═════ GIVEN ENTRIES ═════

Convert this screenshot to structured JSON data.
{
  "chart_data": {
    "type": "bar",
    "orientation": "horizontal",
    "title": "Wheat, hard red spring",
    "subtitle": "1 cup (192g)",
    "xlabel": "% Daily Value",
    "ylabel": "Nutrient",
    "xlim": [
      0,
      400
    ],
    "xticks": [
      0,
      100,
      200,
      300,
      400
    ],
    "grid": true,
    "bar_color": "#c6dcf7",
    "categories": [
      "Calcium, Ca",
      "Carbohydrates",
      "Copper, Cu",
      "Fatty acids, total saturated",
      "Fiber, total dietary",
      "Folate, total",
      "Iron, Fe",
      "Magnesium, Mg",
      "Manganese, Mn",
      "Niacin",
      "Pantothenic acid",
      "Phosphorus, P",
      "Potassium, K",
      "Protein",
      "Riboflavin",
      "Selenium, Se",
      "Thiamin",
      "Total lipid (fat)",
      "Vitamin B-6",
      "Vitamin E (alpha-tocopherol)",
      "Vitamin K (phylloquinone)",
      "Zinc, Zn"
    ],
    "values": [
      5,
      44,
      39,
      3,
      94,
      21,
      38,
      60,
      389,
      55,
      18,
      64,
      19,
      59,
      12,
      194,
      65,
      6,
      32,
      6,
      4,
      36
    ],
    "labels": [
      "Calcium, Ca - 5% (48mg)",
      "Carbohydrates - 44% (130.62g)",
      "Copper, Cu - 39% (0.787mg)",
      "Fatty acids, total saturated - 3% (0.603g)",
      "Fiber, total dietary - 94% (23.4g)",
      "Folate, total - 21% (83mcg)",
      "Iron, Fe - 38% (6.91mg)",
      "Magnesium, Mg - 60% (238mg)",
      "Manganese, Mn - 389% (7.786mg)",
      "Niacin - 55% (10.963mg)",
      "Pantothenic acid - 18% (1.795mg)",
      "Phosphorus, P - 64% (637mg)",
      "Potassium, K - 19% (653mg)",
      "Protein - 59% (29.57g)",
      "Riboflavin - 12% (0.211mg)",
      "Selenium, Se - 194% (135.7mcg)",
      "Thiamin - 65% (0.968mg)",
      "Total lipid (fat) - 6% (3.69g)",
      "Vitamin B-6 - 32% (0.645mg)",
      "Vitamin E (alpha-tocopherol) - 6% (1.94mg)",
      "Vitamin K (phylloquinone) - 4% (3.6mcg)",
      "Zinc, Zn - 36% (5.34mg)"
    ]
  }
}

═════

In full and without alteration, return the listing above.

> _TASK ANSWER_:
Convert this screenshot to structured JSON data.
{
  "chart_data": {
    "type": "bar",
    "orientation": "horizontal",
    "title": "Wheat, hard red spring",
    "subtitle": "1 cup (192g)",
    "xlabel": "% Daily Value",
    "ylabel": "Nutrient",
    "xlim": [
      0,
      400
    ],
    "xticks": [
      0,
      100,
      200,
      300,
      400
    ],
    "grid": true,
    "bar_color": "#c6dcf7",
    "categories": [
      "Calcium, Ca",
      "Carbohydrates",
      "Copper, Cu",
      "Fatty acids, total saturated",
      "Fiber, total dietary",
      "Folate, total",
      "Iron, Fe",
      "Magnesium, Mg",
      "Manganese, Mn",
      "Niacin",
      "Pantothenic acid",
      "Phosphorus, P",
      "Potassium, K",
      "Protein",
      "Riboflavin",
      "Selenium, Se",
      "Thiamin",
      "Total lipid (fat)",
      "Vitamin B-6",
      "Vitamin E (alpha-tocopherol)",
      "Vitamin K (phylloquinone)",
      "Zinc, Zn"
    ],
    "values": [
      5,
      44,
      39,
      3,
      94,
      21,
      38,
      60,
      389,
      55,
      18,
      64,
      19,
      59,
      12,
      194,
      65,
      6,
      32,
      6,
      4,
      36
    ],
    "labels": [
      "Calcium, Ca - 5% (48mg)",
      "Carbohydrates - 44% (130.62g)",
      "Copper, Cu - 39% (0.787mg)",
      "Fatty acids, total saturated - 3% (0.603g)",
      "Fiber, total dietary - 94% (23.4g)",
      "Folate, total - 21% (83mcg)",
      "Iron, Fe - 38% (6.91mg)",
      "Magnesium, Mg - 60% (238mg)",
      "Manganese, Mn - 389% (7.786mg)",
      "Niacin - 55% (10.963mg)",
      "Pantothenic acid - 18% (1.795mg)",
      "Phosphorus, P - 64% (637mg)",
      "Potassium, K - 19% (653mg)",
      "Protein - 59% (29.57g)",
      "Riboflavin - 12% (0.211mg)",
      "Selenium, Se - 194% (135.7mcg)",
      "Thiamin - 65% (0.968mg)",
      "Total lipid (fat) - 6% (3.69g)",
      "Vitamin B-6 - 32% (0.645mg)",
      "Vitamin E (alpha-tocopherol) - 6% (1.94mg)",
      "Vitamin K (phylloquinone) - 4% (3.6mcg)",
      "Zinc, Zn - 36% (5.34mg)"
    ]
  }
}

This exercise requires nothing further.